__Data for this task__
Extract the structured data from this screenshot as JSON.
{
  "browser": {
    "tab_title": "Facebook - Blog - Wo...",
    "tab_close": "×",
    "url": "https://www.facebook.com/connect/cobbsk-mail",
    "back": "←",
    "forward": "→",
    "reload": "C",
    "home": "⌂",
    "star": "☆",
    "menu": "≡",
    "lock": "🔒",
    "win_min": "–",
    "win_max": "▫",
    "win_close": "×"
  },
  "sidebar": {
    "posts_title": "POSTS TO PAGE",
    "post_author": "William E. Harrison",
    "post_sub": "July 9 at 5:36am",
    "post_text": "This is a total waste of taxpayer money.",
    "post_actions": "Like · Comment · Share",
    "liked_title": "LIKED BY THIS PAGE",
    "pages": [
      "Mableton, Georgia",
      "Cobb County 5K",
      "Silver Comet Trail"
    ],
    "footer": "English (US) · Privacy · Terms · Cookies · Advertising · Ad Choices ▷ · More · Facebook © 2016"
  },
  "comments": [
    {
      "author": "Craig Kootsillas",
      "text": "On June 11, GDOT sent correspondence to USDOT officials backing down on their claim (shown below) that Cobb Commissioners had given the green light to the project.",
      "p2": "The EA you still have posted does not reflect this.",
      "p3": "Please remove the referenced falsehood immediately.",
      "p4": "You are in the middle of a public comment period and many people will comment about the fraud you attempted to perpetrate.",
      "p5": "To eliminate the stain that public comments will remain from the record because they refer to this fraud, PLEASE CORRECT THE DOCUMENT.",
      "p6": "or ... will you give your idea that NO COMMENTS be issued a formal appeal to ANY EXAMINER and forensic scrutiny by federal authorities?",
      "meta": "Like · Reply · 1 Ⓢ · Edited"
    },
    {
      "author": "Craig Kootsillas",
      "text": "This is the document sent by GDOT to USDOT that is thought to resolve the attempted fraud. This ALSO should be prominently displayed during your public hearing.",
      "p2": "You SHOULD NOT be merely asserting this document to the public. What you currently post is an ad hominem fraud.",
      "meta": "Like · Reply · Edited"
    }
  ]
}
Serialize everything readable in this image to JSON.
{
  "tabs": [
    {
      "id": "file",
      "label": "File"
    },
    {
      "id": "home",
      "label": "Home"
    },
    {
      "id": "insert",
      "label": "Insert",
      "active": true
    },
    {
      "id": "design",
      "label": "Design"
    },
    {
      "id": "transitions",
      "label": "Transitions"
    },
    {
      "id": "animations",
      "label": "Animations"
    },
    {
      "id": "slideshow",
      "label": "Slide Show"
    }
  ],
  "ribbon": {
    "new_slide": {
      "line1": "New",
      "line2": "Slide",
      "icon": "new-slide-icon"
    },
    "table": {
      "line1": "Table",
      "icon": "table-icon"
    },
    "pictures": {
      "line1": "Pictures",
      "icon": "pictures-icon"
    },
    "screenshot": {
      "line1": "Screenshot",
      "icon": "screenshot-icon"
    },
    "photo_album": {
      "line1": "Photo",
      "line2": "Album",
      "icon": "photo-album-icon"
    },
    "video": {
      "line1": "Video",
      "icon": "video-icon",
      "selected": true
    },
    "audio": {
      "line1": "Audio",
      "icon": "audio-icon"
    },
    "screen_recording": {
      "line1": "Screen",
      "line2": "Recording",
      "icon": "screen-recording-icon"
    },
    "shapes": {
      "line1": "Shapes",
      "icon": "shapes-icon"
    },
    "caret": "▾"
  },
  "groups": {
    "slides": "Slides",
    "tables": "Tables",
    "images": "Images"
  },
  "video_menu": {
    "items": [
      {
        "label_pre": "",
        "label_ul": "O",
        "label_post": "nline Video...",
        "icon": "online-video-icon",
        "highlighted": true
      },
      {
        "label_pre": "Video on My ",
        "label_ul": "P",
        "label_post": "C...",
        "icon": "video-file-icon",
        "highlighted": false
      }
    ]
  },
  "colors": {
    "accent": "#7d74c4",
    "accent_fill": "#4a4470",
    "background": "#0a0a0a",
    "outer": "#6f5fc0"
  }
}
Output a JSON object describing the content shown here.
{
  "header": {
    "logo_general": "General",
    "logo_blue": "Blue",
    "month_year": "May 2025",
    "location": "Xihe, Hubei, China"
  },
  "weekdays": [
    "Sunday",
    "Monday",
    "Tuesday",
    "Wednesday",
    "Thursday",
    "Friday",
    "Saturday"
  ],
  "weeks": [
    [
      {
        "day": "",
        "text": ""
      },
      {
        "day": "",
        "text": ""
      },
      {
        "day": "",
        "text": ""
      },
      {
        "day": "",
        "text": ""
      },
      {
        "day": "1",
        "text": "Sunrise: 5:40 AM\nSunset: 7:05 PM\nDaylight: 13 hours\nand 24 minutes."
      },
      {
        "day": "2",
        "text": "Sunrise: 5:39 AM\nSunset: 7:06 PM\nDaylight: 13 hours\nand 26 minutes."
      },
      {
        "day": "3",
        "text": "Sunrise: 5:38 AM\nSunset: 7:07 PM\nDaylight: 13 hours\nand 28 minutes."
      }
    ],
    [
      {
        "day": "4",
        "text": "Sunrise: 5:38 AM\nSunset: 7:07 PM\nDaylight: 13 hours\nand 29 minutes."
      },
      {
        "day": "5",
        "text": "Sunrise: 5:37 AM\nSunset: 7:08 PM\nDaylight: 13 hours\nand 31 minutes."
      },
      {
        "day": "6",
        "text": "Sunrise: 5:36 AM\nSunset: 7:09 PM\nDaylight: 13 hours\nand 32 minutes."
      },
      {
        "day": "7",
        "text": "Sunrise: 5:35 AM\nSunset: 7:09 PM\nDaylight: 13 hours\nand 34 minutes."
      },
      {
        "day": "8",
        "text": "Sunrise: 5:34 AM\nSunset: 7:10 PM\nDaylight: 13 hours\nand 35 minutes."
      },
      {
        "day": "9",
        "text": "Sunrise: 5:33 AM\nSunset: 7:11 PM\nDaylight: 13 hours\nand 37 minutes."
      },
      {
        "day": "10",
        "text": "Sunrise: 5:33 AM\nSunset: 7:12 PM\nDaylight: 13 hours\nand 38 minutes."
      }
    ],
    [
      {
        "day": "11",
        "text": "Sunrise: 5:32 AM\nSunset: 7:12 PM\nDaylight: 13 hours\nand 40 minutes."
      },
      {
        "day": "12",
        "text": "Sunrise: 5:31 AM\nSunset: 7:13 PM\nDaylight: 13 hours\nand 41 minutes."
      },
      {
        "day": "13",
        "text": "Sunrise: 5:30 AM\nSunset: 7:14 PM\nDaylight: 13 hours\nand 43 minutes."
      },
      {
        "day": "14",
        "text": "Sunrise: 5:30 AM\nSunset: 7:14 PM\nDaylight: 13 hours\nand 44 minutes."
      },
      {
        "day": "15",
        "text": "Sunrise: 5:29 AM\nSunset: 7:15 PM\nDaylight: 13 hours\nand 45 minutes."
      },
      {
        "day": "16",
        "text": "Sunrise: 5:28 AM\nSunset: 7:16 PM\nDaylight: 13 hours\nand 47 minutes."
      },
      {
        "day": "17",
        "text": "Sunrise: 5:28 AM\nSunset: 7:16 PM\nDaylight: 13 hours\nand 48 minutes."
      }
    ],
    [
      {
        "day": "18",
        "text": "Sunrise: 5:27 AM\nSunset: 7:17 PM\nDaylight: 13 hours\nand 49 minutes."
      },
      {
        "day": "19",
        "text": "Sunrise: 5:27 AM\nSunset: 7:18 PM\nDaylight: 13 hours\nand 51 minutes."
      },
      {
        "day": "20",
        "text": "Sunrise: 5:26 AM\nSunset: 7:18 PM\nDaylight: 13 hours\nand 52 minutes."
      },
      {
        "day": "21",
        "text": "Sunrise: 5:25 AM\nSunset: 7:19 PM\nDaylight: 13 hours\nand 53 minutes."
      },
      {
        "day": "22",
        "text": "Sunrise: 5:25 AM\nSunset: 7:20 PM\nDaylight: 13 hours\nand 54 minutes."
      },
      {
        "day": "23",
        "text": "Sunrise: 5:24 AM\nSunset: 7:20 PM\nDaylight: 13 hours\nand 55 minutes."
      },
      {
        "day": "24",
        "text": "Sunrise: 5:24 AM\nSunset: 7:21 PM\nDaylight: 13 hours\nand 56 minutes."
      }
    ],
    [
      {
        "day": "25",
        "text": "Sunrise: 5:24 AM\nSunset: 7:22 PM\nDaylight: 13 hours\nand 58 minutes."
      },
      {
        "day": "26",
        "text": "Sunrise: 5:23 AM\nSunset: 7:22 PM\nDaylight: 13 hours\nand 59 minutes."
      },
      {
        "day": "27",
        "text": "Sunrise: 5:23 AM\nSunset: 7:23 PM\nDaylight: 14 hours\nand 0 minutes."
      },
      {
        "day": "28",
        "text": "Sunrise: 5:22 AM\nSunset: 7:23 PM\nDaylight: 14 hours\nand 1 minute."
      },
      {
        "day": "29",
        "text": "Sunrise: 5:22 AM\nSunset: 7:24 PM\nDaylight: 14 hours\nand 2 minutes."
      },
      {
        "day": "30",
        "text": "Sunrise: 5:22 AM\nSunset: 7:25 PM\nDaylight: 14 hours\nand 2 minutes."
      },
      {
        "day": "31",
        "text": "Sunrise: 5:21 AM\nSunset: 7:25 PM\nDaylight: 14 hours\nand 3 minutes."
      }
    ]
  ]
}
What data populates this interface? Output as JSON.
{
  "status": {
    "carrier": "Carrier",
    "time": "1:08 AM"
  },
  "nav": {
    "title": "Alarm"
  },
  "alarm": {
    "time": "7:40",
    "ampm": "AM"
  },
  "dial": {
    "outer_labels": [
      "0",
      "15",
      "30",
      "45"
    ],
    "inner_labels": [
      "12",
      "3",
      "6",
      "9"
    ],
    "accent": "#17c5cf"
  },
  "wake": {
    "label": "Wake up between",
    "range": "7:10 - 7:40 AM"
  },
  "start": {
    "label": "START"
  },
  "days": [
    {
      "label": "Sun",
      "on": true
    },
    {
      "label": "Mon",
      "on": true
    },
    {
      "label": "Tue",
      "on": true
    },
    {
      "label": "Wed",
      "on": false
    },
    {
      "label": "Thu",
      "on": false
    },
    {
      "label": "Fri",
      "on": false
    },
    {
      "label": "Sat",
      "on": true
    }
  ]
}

__Written exercise__
Reproduce each line holding the word "attempted".

__Written response__
      "p4": "You are in the middle of a public comment period and many people will comment about the fraud you attempted to perpetrate.",
      "text": "This is the document sent by GDOT to USDOT that is thought to resolve the attempted fraud. This ALSO should be prominently displayed during your public hearing.",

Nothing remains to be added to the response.